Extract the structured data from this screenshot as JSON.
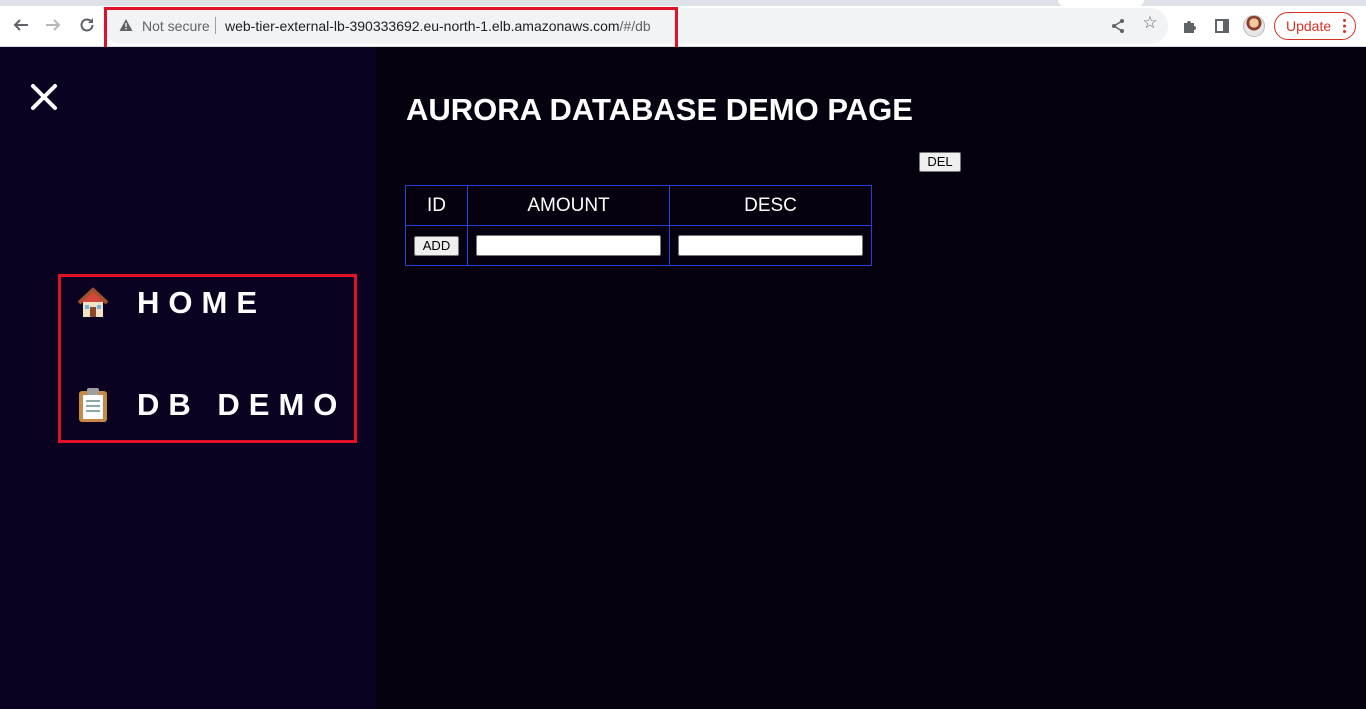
{
  "browser": {
    "security_label": "Not secure",
    "url_host": "web-tier-external-lb-390333692.eu-north-1.elb.amazonaws.com",
    "url_path": "/#/db",
    "update_label": "Update",
    "icons": {
      "back": "arrow-left-icon",
      "forward": "arrow-right-icon",
      "reload": "reload-icon",
      "warning": "warning-triangle-icon",
      "share": "share-icon",
      "star": "star-icon",
      "extensions": "puzzle-icon",
      "side_panel": "side-panel-icon",
      "menu": "kebab-menu-icon"
    }
  },
  "sidebar": {
    "close_icon": "close-icon",
    "items": [
      {
        "icon": "🏠",
        "icon_name": "house-icon",
        "label": "HOME"
      },
      {
        "icon": "📋",
        "icon_name": "clipboard-icon",
        "label": "DB DEMO"
      }
    ]
  },
  "main": {
    "title": "AURORA DATABASE DEMO PAGE",
    "del_label": "DEL",
    "table": {
      "headers": [
        "ID",
        "AMOUNT",
        "DESC"
      ],
      "add_label": "ADD",
      "amount_value": "",
      "desc_value": ""
    }
  },
  "colors": {
    "sidebar_bg": "#0b0222",
    "main_bg": "#05010f",
    "highlight_border": "#e11226",
    "table_border": "#2a3fd6",
    "update_accent": "#d93025"
  }
}
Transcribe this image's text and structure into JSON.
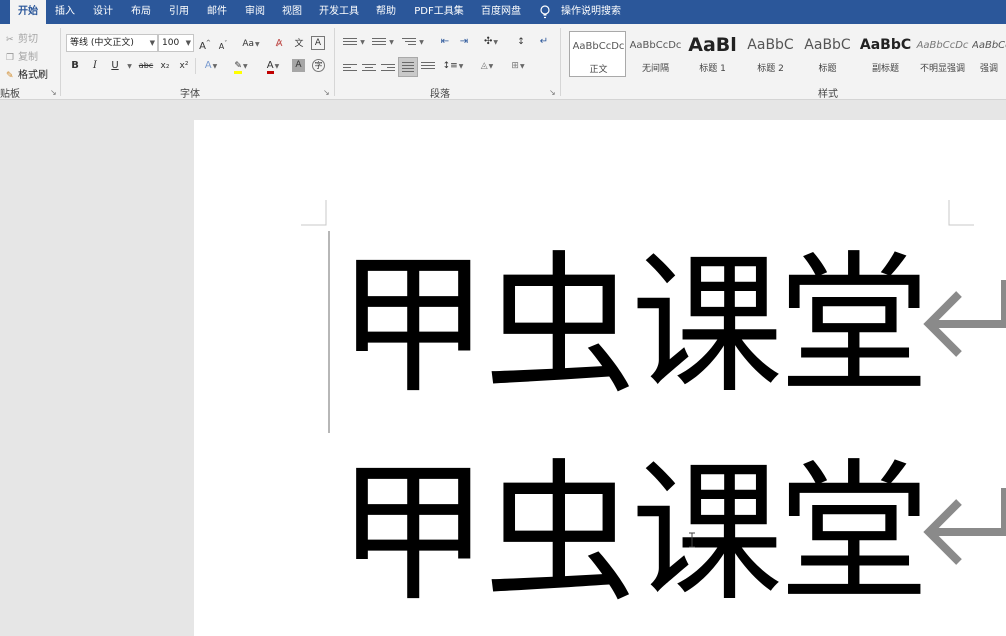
{
  "tabs": [
    "开始",
    "插入",
    "设计",
    "布局",
    "引用",
    "邮件",
    "审阅",
    "视图",
    "开发工具",
    "帮助",
    "PDF工具集",
    "百度网盘"
  ],
  "search": {
    "label": "操作说明搜索"
  },
  "clipboard": {
    "cut": "剪切",
    "copy": "复制",
    "format_painter": "格式刷",
    "group_label": "贴板"
  },
  "font": {
    "font_name": "等线 (中文正文)",
    "font_size": "100",
    "change_case": "Aa",
    "bold": "B",
    "italic": "I",
    "underline": "U",
    "strikethrough": "abc",
    "subscript": "x₂",
    "superscript": "x²",
    "char_shading": "A",
    "group_label": "字体",
    "colors": {
      "highlight": "#ffff00",
      "font_color": "#c00000"
    }
  },
  "paragraph": {
    "group_label": "段落"
  },
  "styles": {
    "group_label": "样式",
    "items": [
      {
        "sample": "AaBbCcDc",
        "name": "正文",
        "selected": true
      },
      {
        "sample": "AaBbCcDc",
        "name": "无间隔"
      },
      {
        "sample": "AaBl",
        "name": "标题 1"
      },
      {
        "sample": "AaBbC",
        "name": "标题 2"
      },
      {
        "sample": "AaBbC",
        "name": "标题"
      },
      {
        "sample": "AaBbC",
        "name": "副标题"
      },
      {
        "sample": "AaBbCcDc",
        "name": "不明显强调"
      },
      {
        "sample": "AaBbCc",
        "name": "强调"
      }
    ]
  },
  "document": {
    "lines": [
      "甲虫课堂",
      "甲虫课堂"
    ]
  },
  "colors": {
    "ribbon_tab": "#2b579a",
    "ribbon_body": "#f3f3f3",
    "canvas": "#e6e6e6"
  }
}
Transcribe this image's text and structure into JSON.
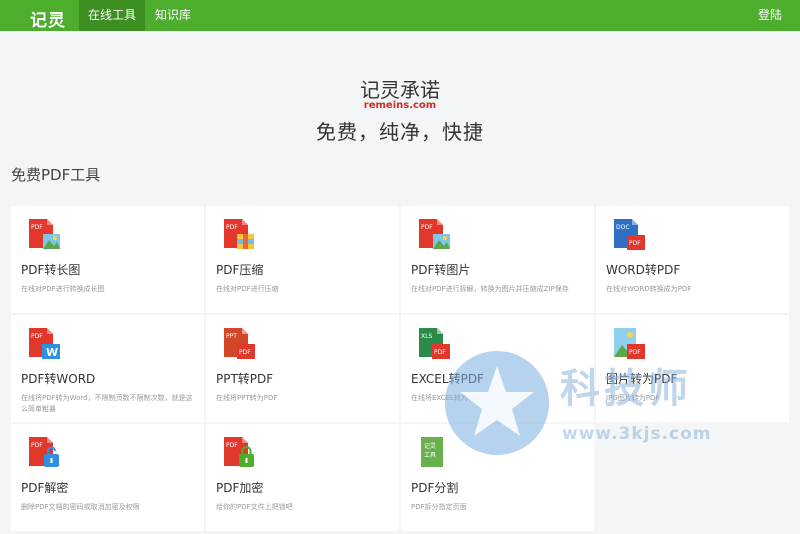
{
  "nav": {
    "logo": "记灵",
    "tabs": [
      {
        "label": "在线工具",
        "active": true
      },
      {
        "label": "知识库",
        "active": false
      }
    ],
    "login": "登陆"
  },
  "hero": {
    "title": "记灵承诺",
    "domain": "remeins.com",
    "slogan": "免费，纯净，快捷"
  },
  "section_title": "免费PDF工具",
  "tools": [
    {
      "name": "PDF转长图",
      "desc": "在线对PDF进行转换成长图",
      "icon": "pdf-to-image-icon",
      "badge": "PDF"
    },
    {
      "name": "PDF压缩",
      "desc": "在线对PDF进行压缩",
      "icon": "pdf-compress-icon",
      "badge": "PDF"
    },
    {
      "name": "PDF转图片",
      "desc": "在线对PDF进行拆解，转换为图片并压缩成ZIP保存",
      "icon": "pdf-to-picture-icon",
      "badge": "PDF"
    },
    {
      "name": "WORD转PDF",
      "desc": "在线对WORD转换成为PDF",
      "icon": "word-to-pdf-icon",
      "badge": "DOC"
    },
    {
      "name": "PDF转WORD",
      "desc": "在线将PDF转为Word，不限制页数不限制次数，就是这么简单粗暴",
      "icon": "pdf-to-word-icon",
      "badge": "PDF"
    },
    {
      "name": "PPT转PDF",
      "desc": "在线将PPT转为PDF",
      "icon": "ppt-to-pdf-icon",
      "badge": "PPT"
    },
    {
      "name": "EXCEL转PDF",
      "desc": "在线将EXCEL转为PDF",
      "icon": "excel-to-pdf-icon",
      "badge": "XLS"
    },
    {
      "name": "图片转为PDF",
      "desc": "JPG图片转为PDF",
      "icon": "image-to-pdf-icon",
      "badge": ""
    },
    {
      "name": "PDF解密",
      "desc": "删除PDF文档的密码或取消加密及权限",
      "icon": "pdf-decrypt-icon",
      "badge": "PDF"
    },
    {
      "name": "PDF加密",
      "desc": "给你的PDF文件上把锁吧",
      "icon": "pdf-encrypt-icon",
      "badge": "PDF"
    },
    {
      "name": "PDF分割",
      "desc": "PDF拆分指定页面",
      "icon": "pdf-split-icon",
      "badge": "记灵工具"
    }
  ],
  "watermark": {
    "text": "科技师",
    "url": "www.3kjs.com"
  },
  "colors": {
    "brand_green": "#4cae2c",
    "pdf_red": "#e2372b",
    "word_blue": "#2f6fc4",
    "excel_green": "#2e8a4a",
    "ppt_red": "#d24726"
  }
}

## Given task:
Leave images out of the retyped records; keep all else exact.

## Task answer:
Extract the structured data from this screenshot as JSON.
{
  "browser": {
    "security_label": "Not secure",
    "url_host": "web-tier-external-lb-390333692.eu-north-1.elb.amazonaws.com",
    "url_path": "/#/db",
    "update_label": "Update",
    "icons": {
      "back": "arrow-left-icon",
      "forward": "arrow-right-icon",
      "reload": "reload-icon",
      "warning": "warning-triangle-icon",
      "share": "share-icon",
      "star": "star-icon",
      "extensions": "puzzle-icon",
      "side_panel": "side-panel-icon",
      "menu": "kebab-menu-icon"
    }
  },
  "sidebar": {
    "close_icon": "close-icon",
    "items": [
      {
        "icon": "🏠",
        "icon_name": "house-icon",
        "label": "HOME"
      },
      {
        "icon": "📋",
        "icon_name": "clipboard-icon",
        "label": "DB DEMO"
      }
    ]
  },
  "main": {
    "title": "AURORA DATABASE DEMO PAGE",
    "del_label": "DEL",
    "table": {
      "headers": [
        "ID",
        "AMOUNT",
        "DESC"
      ],
      "add_label": "ADD",
      "amount_value": "",
      "desc_value": ""
    }
  },
  "colors": {
    "sidebar_bg": "#0b0222",
    "main_bg": "#05010f",
    "highlight_border": "#e11226",
    "table_border": "#2a3fd6",
    "update_accent": "#d93025"
  }
}
Transcribe this image's text and structure into JSON.
{
  "tabs": [
    "开始",
    "插入",
    "设计",
    "布局",
    "引用",
    "邮件",
    "审阅",
    "视图",
    "开发工具",
    "帮助",
    "PDF工具集",
    "百度网盘"
  ],
  "search": {
    "label": "操作说明搜索"
  },
  "clipboard": {
    "cut": "剪切",
    "copy": "复制",
    "format_painter": "格式刷",
    "group_label": "贴板"
  },
  "font": {
    "font_name": "等线 (中文正文)",
    "font_size": "100",
    "change_case": "Aa",
    "bold": "B",
    "italic": "I",
    "underline": "U",
    "strikethrough": "abc",
    "subscript": "x₂",
    "superscript": "x²",
    "char_shading": "A",
    "group_label": "字体",
    "colors": {
      "highlight": "#ffff00",
      "font_color": "#c00000"
    }
  },
  "paragraph": {
    "group_label": "段落"
  },
  "styles": {
    "group_label": "样式",
    "items": [
      {
        "sample": "AaBbCcDc",
        "name": "正文",
        "selected": true
      },
      {
        "sample": "AaBbCcDc",
        "name": "无间隔"
      },
      {
        "sample": "AaBl",
        "name": "标题 1"
      },
      {
        "sample": "AaBbC",
        "name": "标题 2"
      },
      {
        "sample": "AaBbC",
        "name": "标题"
      },
      {
        "sample": "AaBbC",
        "name": "副标题"
      },
      {
        "sample": "AaBbCcDc",
        "name": "不明显强调"
      },
      {
        "sample": "AaBbCc",
        "name": "强调"
      }
    ]
  },
  "document": {
    "lines": [
      "甲虫课堂",
      "甲虫课堂"
    ]
  },
  "colors": {
    "ribbon_tab": "#2b579a",
    "ribbon_body": "#f3f3f3",
    "canvas": "#e6e6e6"
  }
}
Transcribe this image's text and structure into JSON.
{
  "nav": {
    "logo": "记灵",
    "tabs": [
      {
        "label": "在线工具",
        "active": true
      },
      {
        "label": "知识库",
        "active": false
      }
    ],
    "login": "登陆"
  },
  "hero": {
    "title": "记灵承诺",
    "domain": "remeins.com",
    "slogan": "免费，纯净，快捷"
  },
  "section_title": "免费PDF工具",
  "tools": [
    {
      "name": "PDF转长图",
      "desc": "在线对PDF进行转换成长图",
      "icon": "pdf-to-image-icon",
      "badge": "PDF"
    },
    {
      "name": "PDF压缩",
      "desc": "在线对PDF进行压缩",
      "icon": "pdf-compress-icon",
      "badge": "PDF"
    },
    {
      "name": "PDF转图片",
      "desc": "在线对PDF进行拆解，转换为图片并压缩成ZIP保存",
      "icon": "pdf-to-picture-icon",
      "badge": "PDF"
    },
    {
      "name": "WORD转PDF",
      "desc": "在线对WORD转换成为PDF",
      "icon": "word-to-pdf-icon",
      "badge": "DOC"
    },
    {
      "name": "PDF转WORD",
      "desc": "在线将PDF转为Word，不限制页数不限制次数，就是这么简单粗暴",
      "icon": "pdf-to-word-icon",
      "badge": "PDF"
    },
    {
      "name": "PPT转PDF",
      "desc": "在线将PPT转为PDF",
      "icon": "ppt-to-pdf-icon",
      "badge": "PPT"
    },
    {
      "name": "EXCEL转PDF",
      "desc": "在线将EXCEL转为PDF",
      "icon": "excel-to-pdf-icon",
      "badge": "XLS"
    },
    {
      "name": "图片转为PDF",
      "desc": "JPG图片转为PDF",
      "icon": "image-to-pdf-icon",
      "badge": ""
    },
    {
      "name": "PDF解密",
      "desc": "删除PDF文档的密码或取消加密及权限",
      "icon": "pdf-decrypt-icon",
      "badge": "PDF"
    },
    {
      "name": "PDF加密",
      "desc": "给你的PDF文件上把锁吧",
      "icon": "pdf-encrypt-icon",
      "badge": "PDF"
    },
    {
      "name": "PDF分割",
      "desc": "PDF拆分指定页面",
      "icon": "pdf-split-icon",
      "badge": "记灵工具"
    }
  ],
  "watermark": {
    "text": "科技师",
    "url": "www.3kjs.com"
  },
  "colors": {
    "brand_green": "#4cae2c",
    "pdf_red": "#e2372b",
    "word_blue": "#2f6fc4",
    "excel_green": "#2e8a4a",
    "ppt_red": "#d24726"
  }
}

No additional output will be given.